# What is being asked
In the text on the Marquess of Milford Haven, substitute "family name" for "surname" and write out the passage from "Marquess of Milford" up to and including "father in 1970.".

# Document extract
[start]

Marquess of Milford Haven is a title in the Peerage of the United Kingdom.

History
The marquessate of Milford Haven was created in 1917 for Prince Louis of Battenberg, the former First Sea Lord, and a relation by marriage to the British Royal family, who amidst the anti-German sentiments of the First World War abandoned the use of his German surname and titles and adopted the surname Mountbatten, an Anglicized version of the surname Battenberg. He was at the same time made Earl of Medina and Viscount Alderney, also in the Peerage of the United Kingdom.  The title honors the Welsh seaport and shipyard town of Milford Haven.

, the titles are held by his great-grandson, the fourth Marquess, who succeeded his father in 1970.

[end]

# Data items
[start]

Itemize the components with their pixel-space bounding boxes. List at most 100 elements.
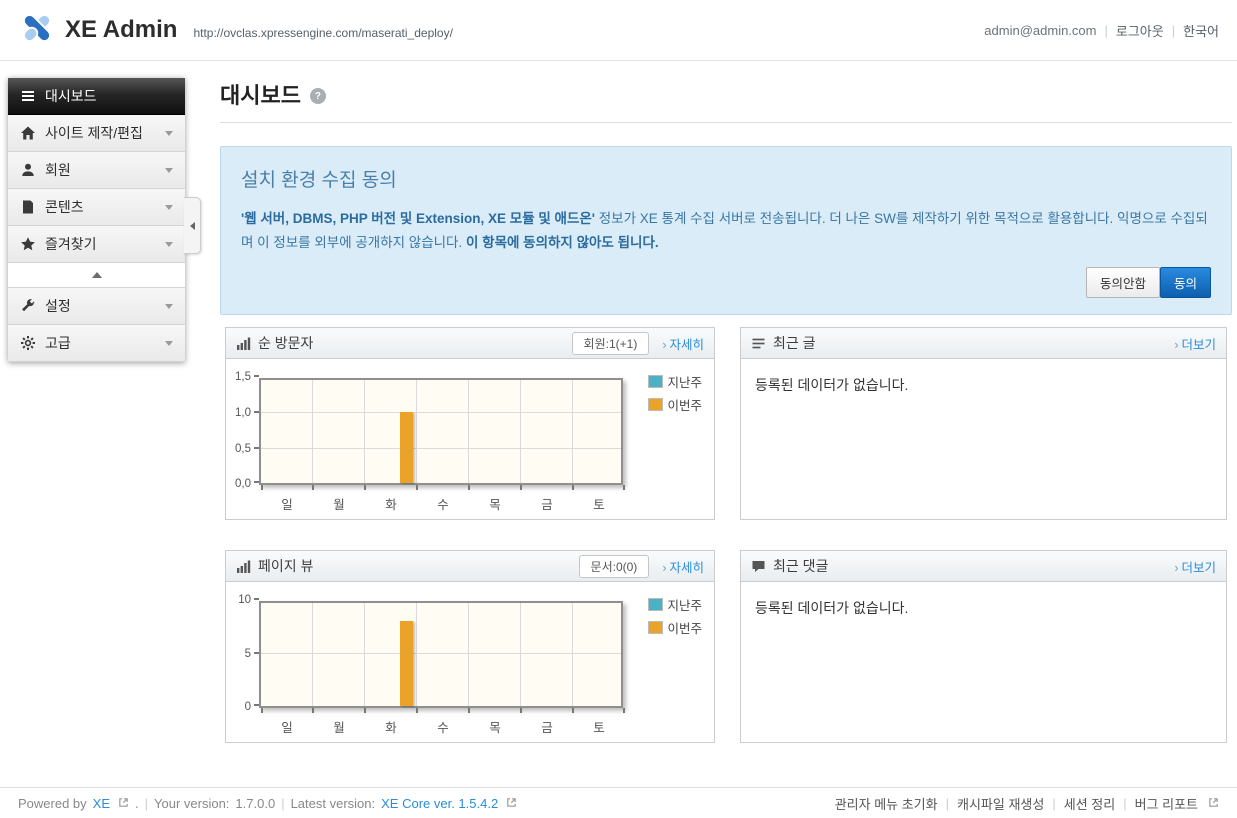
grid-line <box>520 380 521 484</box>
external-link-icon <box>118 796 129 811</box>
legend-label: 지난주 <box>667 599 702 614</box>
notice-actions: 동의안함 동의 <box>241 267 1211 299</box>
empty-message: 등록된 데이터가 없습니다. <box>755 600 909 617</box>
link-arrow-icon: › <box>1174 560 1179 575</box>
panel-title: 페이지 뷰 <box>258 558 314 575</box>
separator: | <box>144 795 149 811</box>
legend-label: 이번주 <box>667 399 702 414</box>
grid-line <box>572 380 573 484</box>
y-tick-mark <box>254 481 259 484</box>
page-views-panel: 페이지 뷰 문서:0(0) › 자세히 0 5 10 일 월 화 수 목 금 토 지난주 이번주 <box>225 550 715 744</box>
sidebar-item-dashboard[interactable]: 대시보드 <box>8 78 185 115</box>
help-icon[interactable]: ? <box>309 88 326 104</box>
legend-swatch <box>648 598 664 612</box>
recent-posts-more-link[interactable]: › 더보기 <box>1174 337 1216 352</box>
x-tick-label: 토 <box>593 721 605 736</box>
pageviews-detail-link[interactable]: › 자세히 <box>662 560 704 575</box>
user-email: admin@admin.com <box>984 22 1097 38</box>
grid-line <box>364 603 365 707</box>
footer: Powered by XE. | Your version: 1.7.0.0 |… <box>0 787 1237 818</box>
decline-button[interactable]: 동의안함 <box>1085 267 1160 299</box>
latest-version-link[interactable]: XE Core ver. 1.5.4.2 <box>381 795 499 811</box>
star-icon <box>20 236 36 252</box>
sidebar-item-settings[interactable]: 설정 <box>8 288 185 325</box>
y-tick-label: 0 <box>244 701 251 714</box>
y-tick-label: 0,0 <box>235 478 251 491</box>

[end]

# Full output
Marquess of Milford Haven is a title in the Peerage of the United Kingdom.

History
The marquessate of Milford Haven was created in 1917 for Prince Louis of Battenberg, the former First Sea Lord, and a relation by marriage to the British Royal family, who amidst the anti-German sentiments of the First World War abandoned the use of his German family name and titles and adopted the family name Mountbatten, an Anglicized version of the family name Battenberg. He was at the same time made Earl of Medina and Viscount Alderney, also in the Peerage of the United Kingdom.  The title honors the Welsh seaport and shipyard town of Milford Haven.

, the titles are held by his great-grandson, the fourth Marquess, who succeeded his father in 1970.